*SUPPLIED MATERIAL*.
== == ==

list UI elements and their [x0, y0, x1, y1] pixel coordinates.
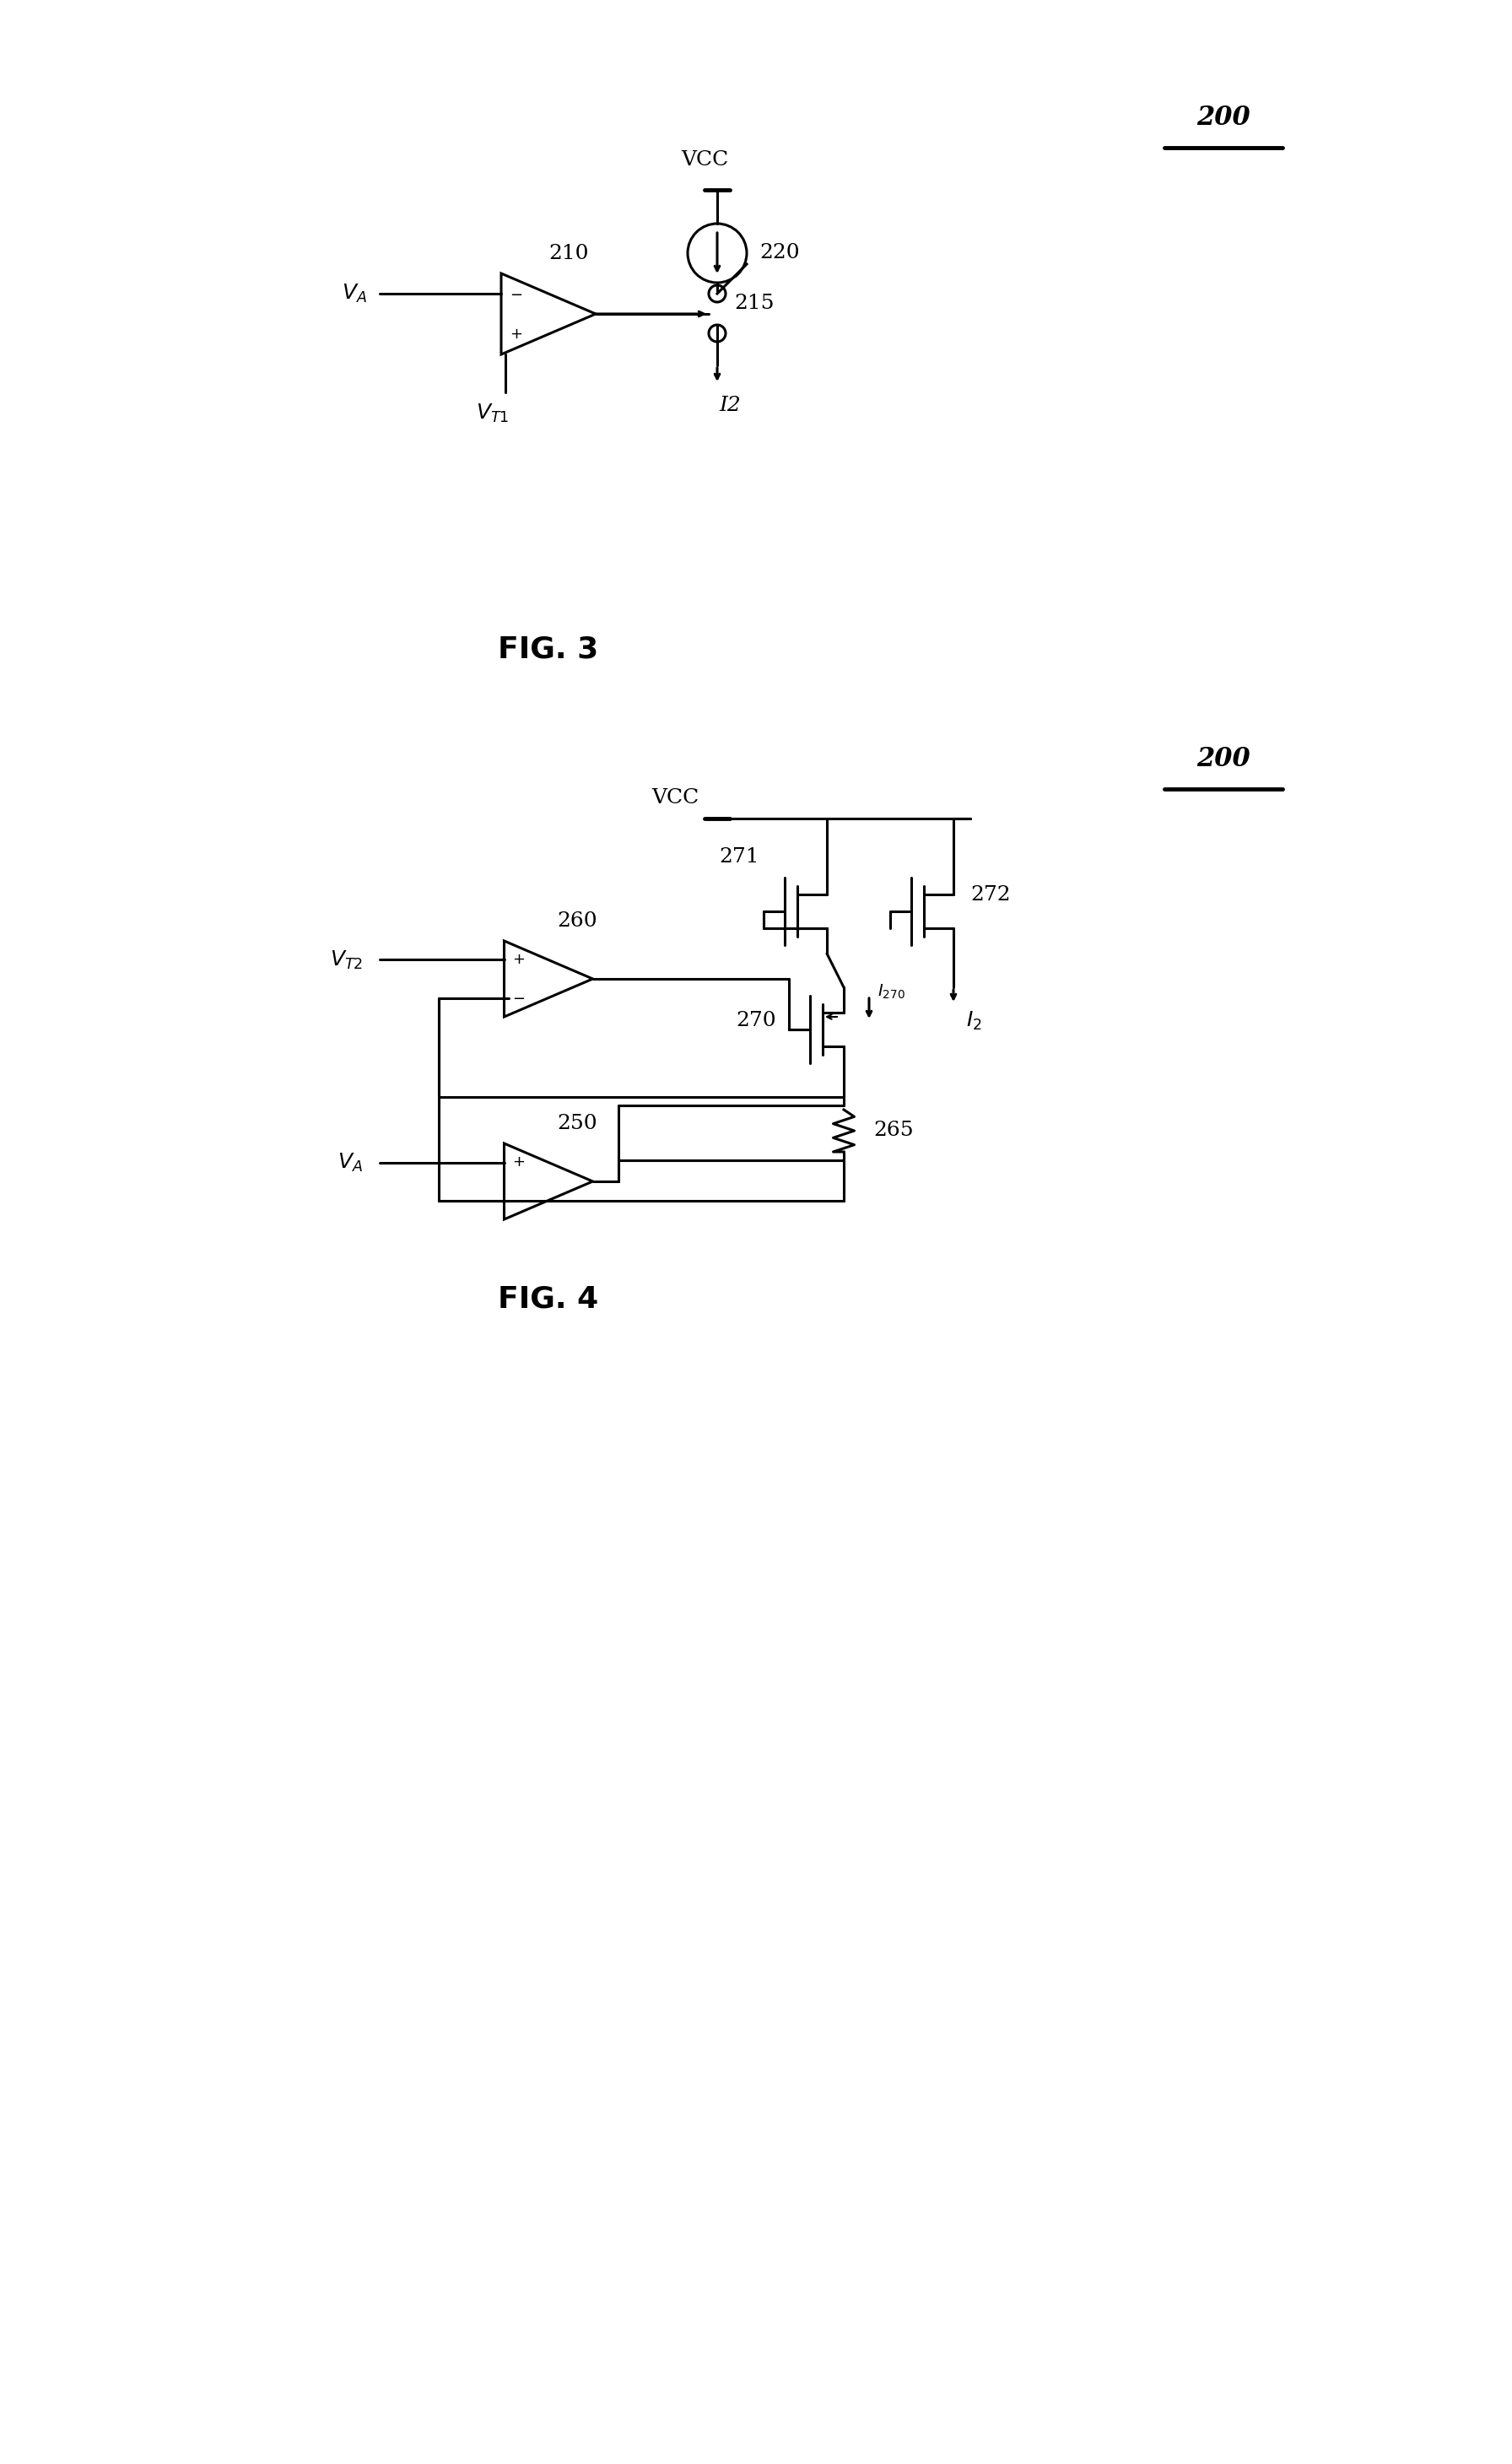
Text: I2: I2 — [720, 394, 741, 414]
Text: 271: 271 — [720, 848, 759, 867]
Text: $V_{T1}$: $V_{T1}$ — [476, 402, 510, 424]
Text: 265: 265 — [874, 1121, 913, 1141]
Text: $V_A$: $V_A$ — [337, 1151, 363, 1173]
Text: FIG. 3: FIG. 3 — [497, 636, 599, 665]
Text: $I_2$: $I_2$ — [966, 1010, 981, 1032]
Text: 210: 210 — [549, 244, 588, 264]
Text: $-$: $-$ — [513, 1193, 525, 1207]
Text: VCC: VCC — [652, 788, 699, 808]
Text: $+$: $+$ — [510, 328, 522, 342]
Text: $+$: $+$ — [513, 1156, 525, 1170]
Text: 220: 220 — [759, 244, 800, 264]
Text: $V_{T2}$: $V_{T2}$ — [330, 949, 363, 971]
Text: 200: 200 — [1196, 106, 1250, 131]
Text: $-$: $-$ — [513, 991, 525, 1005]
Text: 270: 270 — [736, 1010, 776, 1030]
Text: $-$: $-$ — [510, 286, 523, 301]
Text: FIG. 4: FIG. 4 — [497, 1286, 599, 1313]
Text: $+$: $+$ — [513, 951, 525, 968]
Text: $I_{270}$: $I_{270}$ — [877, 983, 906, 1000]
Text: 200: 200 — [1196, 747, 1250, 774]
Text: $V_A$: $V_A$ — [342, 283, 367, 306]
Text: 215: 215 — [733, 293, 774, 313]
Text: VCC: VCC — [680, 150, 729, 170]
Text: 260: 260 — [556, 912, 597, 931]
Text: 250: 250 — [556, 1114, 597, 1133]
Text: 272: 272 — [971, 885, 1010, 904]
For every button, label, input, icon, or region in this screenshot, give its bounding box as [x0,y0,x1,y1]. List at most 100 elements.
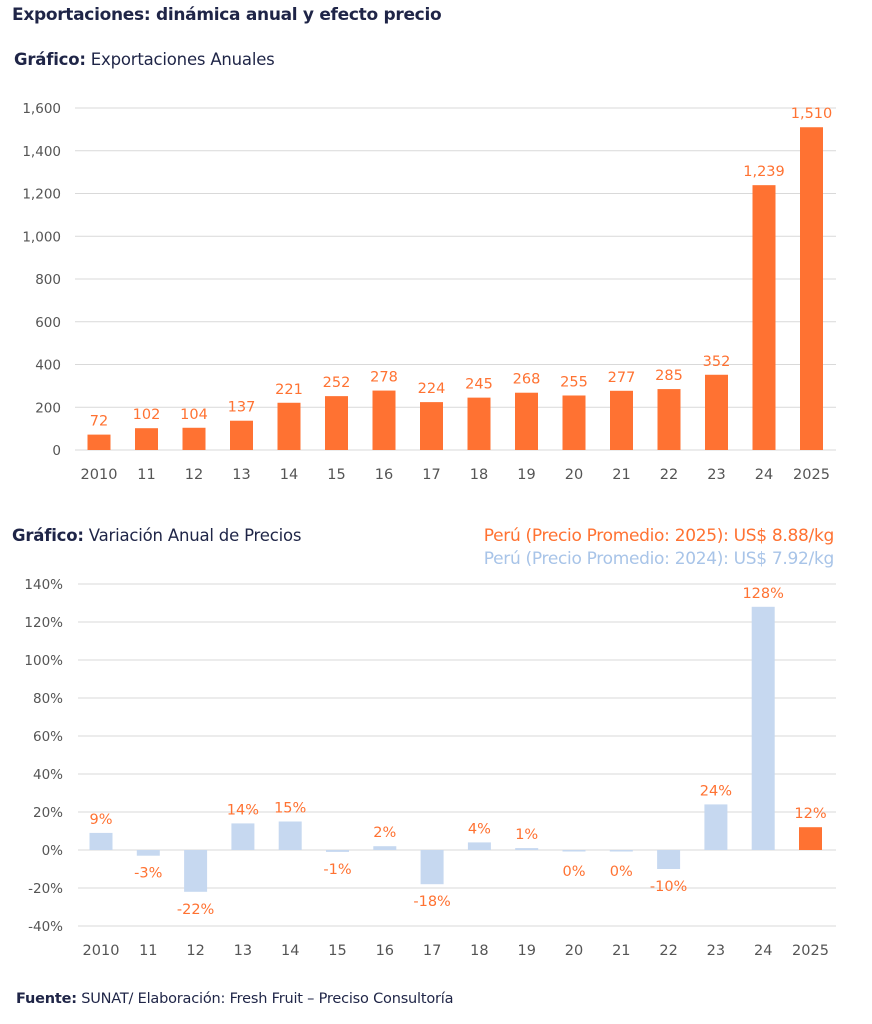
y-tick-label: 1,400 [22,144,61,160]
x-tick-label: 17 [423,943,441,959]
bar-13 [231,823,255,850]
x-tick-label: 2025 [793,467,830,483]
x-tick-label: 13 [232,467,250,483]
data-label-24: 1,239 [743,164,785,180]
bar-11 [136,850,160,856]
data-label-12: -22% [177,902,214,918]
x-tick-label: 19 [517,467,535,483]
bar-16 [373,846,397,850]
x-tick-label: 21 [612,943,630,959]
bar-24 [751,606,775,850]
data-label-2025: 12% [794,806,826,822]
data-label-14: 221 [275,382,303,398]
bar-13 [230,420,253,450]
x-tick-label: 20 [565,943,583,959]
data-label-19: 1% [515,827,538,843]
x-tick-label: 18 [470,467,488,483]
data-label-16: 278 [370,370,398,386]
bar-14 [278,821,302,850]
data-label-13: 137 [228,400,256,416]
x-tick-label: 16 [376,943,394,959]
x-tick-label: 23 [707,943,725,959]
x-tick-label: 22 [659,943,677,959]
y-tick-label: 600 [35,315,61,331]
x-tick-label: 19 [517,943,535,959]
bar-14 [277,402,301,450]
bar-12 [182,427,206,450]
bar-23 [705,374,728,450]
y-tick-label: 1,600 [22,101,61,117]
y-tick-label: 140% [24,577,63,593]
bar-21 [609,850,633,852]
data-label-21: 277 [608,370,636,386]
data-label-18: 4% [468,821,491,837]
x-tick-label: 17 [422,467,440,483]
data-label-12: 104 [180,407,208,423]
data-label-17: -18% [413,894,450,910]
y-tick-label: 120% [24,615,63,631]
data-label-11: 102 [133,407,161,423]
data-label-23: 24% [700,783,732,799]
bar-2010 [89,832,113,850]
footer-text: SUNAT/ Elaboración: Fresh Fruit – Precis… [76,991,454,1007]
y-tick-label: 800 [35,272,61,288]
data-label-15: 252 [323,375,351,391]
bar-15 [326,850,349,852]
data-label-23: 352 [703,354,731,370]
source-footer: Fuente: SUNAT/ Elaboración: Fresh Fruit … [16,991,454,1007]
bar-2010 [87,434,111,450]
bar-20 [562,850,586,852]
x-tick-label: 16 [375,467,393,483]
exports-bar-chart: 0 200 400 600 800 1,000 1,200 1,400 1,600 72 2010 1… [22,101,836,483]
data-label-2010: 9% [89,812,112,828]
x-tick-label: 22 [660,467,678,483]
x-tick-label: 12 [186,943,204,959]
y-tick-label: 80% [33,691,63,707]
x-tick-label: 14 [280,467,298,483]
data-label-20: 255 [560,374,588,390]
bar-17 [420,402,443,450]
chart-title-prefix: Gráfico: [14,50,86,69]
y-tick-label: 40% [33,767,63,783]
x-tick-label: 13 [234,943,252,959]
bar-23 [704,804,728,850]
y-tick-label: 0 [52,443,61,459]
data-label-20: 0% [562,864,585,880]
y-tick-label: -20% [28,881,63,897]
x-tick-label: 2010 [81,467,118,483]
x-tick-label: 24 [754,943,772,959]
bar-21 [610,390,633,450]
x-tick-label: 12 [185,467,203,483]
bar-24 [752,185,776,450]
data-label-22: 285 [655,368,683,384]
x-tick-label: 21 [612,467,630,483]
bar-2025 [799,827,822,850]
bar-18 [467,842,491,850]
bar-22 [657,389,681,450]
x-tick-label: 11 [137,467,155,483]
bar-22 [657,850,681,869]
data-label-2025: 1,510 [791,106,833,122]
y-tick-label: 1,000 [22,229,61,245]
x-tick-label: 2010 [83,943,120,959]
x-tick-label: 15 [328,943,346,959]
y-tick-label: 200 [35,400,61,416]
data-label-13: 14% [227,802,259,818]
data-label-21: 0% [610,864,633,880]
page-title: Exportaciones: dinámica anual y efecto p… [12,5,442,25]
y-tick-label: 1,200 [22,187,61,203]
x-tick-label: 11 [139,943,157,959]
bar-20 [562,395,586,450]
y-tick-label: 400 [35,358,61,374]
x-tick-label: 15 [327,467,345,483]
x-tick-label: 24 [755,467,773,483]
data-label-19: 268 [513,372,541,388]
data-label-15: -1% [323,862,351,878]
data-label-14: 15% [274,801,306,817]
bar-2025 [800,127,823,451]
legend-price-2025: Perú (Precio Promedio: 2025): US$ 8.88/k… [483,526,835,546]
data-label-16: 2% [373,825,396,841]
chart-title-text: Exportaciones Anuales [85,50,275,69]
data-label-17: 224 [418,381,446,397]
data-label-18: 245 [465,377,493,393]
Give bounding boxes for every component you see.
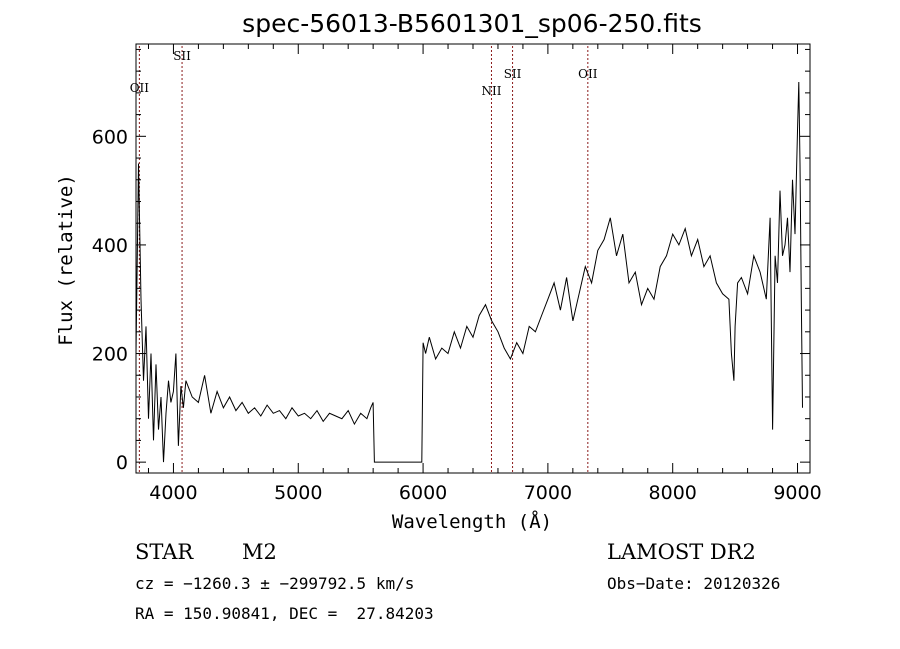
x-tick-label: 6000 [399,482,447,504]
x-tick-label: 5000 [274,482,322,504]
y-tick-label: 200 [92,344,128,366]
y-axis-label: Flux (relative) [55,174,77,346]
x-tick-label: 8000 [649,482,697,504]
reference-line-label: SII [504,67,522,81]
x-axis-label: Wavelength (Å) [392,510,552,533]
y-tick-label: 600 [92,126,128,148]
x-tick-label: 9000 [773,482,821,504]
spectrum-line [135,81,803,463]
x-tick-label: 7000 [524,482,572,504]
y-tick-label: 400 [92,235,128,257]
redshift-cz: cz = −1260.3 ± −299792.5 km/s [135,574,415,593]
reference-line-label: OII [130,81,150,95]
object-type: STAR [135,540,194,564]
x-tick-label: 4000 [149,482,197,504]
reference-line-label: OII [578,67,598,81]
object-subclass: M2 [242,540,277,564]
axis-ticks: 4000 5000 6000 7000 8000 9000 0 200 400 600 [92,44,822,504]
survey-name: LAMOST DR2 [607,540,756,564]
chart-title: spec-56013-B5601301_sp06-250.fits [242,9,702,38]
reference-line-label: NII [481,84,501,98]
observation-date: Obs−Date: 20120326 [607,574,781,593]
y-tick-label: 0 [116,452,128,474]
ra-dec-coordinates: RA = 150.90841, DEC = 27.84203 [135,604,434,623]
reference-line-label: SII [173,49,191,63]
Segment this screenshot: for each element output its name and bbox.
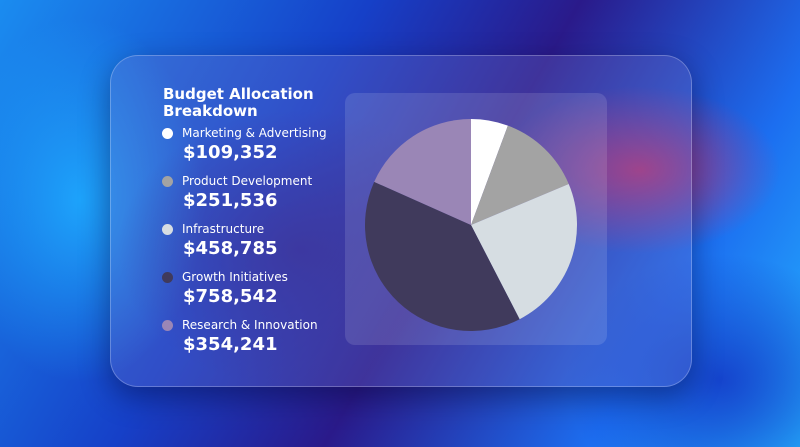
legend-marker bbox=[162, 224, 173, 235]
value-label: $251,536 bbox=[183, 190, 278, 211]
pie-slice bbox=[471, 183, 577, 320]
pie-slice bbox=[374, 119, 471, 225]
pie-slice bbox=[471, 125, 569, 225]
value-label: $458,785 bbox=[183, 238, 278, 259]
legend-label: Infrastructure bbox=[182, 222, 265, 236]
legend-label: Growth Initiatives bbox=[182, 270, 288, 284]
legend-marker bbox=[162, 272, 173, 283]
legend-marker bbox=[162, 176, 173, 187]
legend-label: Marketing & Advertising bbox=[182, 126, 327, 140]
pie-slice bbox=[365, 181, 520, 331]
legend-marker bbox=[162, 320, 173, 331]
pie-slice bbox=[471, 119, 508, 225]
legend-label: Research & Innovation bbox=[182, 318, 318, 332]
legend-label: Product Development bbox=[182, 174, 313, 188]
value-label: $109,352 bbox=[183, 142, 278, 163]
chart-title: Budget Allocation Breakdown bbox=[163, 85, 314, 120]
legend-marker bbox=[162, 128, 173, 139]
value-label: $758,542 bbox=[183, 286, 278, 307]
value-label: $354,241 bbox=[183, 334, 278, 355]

== == ==

*WHAT TO DO*. Rewrite the stretch of lines from the one containing "Text: I2: I2 — [720, 394, 741, 414]" through the one containing "For every button, label, input, icon, or", both included, as a JSON list of strings with one string per line and no blank lines.

*RESULT*.
[
  "Text: I2: I2 — [720, 394, 741, 414]",
  "Text: 271: 271 — [720, 848, 759, 867]",
  "Text: $V_{T1}$: $V_{T1}$ — [476, 402, 510, 424]",
  "Text: 265: 265 — [874, 1121, 913, 1141]",
  "Text: $V_A$: $V_A$ — [337, 1151, 363, 1173]",
  "Text: FIG. 3: FIG. 3 — [497, 636, 599, 665]",
  "Text: $I_2$: $I_2$ — [966, 1010, 981, 1032]",
  "Text: 210: 210 — [549, 244, 588, 264]",
  "Text: $-$: $-$ — [513, 1193, 525, 1207]",
  "Text: VCC: VCC — [652, 788, 699, 808]",
  "Text: $+$: $+$ — [510, 328, 522, 342]",
  "Text: $+$: $+$ — [513, 1156, 525, 1170]",
  "Text: 220: 220 — [759, 244, 800, 264]",
  "Text: $V_{T2}$: $V_{T2}$ — [330, 949, 363, 971]",
  "Text: 200: 200 — [1196, 106, 1250, 131]",
  "Text: $-$: $-$ — [513, 991, 525, 1005]",
  "Text: 270: 270 — [736, 1010, 776, 1030]",
  "Text: $-$: $-$ — [510, 286, 523, 301]",
  "Text: FIG. 4: FIG. 4 — [497, 1286, 599, 1313]",
  "Text: $+$: $+$ — [513, 951, 525, 968]",
  "Text: $I_{270}$: $I_{270}$ — [877, 983, 906, 1000]",
  "Text: 200: 200 — [1196, 747, 1250, 774]",
  "Text: $V_A$: $V_A$ — [342, 283, 367, 306]",
  "Text: 215: 215 — [733, 293, 774, 313]",
  "Text: VCC: VCC — [680, 150, 729, 170]",
  "Text: 260: 260 — [556, 912, 597, 931]",
  "Text: 250: 250 — [556, 1114, 597, 1133]",
  "Text: 272: 272 — [971, 885, 1010, 904]",
  "For every button, label, input, icon, or region in this screenshot, give its bounding box as [x0,y0,x1,y1]. List at most 100 elements."
]